**Given instruction**
Every line below that mentions the word "into" should be copied out.

Dataset items:
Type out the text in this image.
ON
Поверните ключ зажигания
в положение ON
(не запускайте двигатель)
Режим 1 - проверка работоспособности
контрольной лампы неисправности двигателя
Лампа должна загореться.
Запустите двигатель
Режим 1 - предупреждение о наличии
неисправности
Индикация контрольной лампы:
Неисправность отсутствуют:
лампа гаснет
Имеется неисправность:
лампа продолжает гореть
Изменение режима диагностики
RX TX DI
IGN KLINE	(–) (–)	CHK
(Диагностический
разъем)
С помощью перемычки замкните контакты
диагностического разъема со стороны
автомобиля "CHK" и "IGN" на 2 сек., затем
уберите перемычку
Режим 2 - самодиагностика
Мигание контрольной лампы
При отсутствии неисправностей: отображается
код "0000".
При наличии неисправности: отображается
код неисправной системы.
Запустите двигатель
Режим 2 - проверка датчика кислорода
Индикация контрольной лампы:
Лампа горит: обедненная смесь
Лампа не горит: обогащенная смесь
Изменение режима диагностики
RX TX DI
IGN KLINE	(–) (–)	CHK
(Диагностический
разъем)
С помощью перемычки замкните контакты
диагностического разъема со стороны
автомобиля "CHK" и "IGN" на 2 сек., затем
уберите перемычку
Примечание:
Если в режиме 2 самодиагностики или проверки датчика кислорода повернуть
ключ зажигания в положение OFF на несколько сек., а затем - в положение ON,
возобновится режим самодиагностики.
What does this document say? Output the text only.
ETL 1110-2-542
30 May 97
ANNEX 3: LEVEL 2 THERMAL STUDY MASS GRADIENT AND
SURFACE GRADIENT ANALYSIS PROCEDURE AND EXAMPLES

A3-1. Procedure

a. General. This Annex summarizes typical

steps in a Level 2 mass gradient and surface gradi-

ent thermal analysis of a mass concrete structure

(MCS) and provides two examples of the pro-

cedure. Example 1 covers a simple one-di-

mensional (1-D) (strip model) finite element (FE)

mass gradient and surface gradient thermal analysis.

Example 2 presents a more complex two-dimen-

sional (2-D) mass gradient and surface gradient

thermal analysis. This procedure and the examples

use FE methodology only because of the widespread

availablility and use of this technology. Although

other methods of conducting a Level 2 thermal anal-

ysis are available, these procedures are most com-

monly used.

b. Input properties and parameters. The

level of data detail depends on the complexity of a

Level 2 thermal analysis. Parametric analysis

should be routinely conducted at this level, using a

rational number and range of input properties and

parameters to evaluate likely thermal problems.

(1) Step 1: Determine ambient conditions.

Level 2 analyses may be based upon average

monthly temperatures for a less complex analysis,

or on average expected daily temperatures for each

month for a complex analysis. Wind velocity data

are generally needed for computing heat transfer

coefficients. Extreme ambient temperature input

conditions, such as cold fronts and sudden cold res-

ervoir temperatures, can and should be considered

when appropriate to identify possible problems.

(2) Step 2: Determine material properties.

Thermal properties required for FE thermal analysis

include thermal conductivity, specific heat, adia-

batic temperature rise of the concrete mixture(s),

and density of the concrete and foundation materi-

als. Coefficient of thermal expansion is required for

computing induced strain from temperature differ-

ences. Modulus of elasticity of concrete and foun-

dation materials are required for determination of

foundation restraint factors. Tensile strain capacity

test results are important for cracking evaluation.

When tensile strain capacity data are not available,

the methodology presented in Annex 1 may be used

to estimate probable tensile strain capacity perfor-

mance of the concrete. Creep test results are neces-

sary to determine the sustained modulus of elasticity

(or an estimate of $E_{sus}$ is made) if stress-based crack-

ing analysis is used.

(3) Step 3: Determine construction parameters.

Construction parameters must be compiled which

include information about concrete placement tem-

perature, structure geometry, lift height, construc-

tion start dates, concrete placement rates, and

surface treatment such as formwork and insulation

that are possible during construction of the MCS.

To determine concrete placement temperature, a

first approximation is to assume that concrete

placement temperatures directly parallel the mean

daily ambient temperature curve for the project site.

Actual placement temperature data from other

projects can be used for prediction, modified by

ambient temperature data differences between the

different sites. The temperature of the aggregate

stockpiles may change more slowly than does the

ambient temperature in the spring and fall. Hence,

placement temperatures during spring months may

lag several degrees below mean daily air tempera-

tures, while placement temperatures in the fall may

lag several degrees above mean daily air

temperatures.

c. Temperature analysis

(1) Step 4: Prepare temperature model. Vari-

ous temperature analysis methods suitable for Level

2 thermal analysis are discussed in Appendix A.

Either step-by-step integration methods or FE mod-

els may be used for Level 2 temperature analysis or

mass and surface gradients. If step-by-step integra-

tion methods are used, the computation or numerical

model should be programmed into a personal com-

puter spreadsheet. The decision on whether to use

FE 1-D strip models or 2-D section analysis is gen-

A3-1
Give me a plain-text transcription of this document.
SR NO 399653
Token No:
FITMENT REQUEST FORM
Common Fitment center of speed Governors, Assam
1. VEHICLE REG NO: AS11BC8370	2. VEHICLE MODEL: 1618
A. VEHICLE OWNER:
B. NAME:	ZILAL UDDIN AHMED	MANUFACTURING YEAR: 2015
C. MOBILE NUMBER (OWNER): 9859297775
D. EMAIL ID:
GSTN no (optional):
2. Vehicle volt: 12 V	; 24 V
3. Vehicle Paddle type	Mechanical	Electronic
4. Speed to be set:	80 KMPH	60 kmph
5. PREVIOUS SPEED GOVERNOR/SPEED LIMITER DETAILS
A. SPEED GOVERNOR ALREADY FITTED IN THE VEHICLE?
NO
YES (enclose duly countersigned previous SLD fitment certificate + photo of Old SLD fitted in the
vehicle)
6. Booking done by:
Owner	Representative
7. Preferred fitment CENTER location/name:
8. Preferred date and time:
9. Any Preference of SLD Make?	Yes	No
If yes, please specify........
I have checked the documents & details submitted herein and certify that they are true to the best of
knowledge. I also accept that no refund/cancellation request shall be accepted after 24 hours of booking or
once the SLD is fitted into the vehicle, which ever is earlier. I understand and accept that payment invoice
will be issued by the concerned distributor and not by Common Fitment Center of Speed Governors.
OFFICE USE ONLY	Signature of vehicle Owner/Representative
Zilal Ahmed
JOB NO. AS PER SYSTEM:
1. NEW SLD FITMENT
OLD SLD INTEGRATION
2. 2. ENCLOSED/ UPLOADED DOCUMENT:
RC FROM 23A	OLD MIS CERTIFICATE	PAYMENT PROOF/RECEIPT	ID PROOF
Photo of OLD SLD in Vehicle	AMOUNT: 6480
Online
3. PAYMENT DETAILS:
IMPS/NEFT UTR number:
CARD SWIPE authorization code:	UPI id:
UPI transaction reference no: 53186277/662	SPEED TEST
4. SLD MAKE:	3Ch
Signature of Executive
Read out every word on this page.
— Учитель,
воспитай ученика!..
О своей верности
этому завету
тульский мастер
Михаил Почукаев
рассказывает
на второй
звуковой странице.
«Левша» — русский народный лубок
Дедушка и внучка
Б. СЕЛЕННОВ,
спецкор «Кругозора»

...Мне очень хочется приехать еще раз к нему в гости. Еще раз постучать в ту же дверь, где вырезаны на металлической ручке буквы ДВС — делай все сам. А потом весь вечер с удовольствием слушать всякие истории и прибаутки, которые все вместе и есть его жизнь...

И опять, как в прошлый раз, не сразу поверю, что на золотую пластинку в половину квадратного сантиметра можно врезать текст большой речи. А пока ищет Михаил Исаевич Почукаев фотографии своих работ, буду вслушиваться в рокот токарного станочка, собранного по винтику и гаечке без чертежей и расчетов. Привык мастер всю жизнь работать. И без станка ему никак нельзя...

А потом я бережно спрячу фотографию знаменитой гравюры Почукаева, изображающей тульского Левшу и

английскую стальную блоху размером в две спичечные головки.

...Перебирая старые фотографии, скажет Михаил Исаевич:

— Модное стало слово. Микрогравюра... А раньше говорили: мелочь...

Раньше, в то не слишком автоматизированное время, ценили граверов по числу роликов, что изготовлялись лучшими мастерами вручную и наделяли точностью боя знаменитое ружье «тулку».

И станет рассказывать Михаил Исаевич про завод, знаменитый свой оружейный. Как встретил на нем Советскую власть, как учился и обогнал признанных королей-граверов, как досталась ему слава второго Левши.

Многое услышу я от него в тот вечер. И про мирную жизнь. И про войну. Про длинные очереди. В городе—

**Answer to the exercise**
model should be programmed into a personal com-
once the SLD is fitted into the vehicle, which ever is earlier. I understand and accept that payment invoice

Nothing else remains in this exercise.